++++ Material for the task

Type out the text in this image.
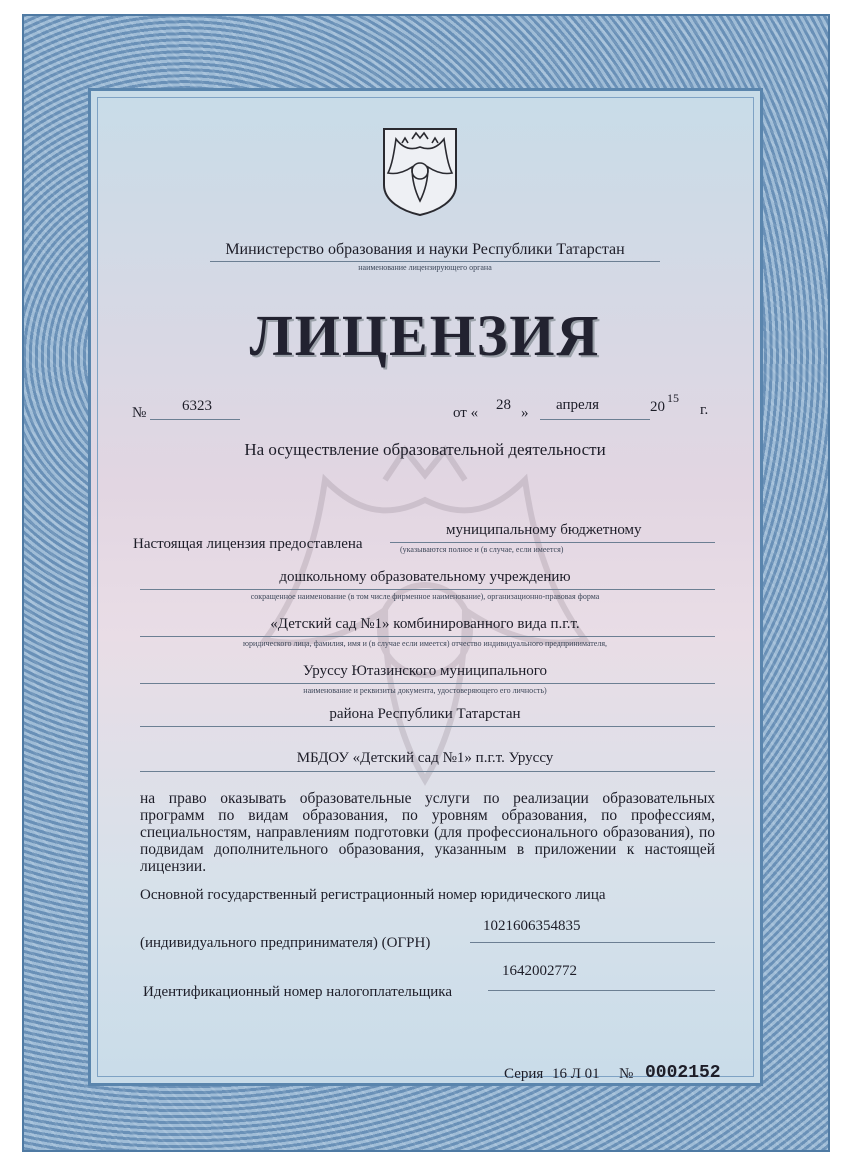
Министерство образования и науки Республики Татарстан
наименование лицензирующего органа
ЛИЦЕНЗИЯ
№ 6323	от « 28 » апреля	20
15
г.
На осуществление образовательной деятельности
Настоящая лицензия предоставлена
муниципальному бюджетному
(указываются полное и (в случае, если имеется)
дошкольному образовательному учреждению
сокращенное наименование (в том числе фирменное наименование), организационно-правовая форма
«Детский сад №1» комбинированного вида п.г.т.
юридического лица, фамилия, имя и (в случае если имеется) отчество индивидуального предпринимателя,
Уруссу Ютазинского муниципального
наименование и реквизиты документа, удостоверяющего его личность)
района Республики Татарстан
МБДОУ «Детский сад №1» п.г.т. Уруссу
на право оказывать образовательные услуги по реализации образовательных программ по видам образования, по уровням образования, по профессиям, специальностям, направлениям подготовки (для профессионального образования), по подвидам дополнительного образования, указанным в приложении к настоящей лицензии.
Основной государственный регистрационный номер юридического лица
(индивидуального предпринимателя) (ОГРН)
1021606354835
Идентификационный номер налогоплательщика
1642002772
Серия 16 Л 01 № 0002152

++++++++

**Exercise requirements:**
Collect, from the material above, every line containing the word "имеется".

**Answer to the exercise:**
(указываются полное и (в случае, если имеется)
юридического лица, фамилия, имя и (в случае если имеется) отчество индивидуального предпринимателя,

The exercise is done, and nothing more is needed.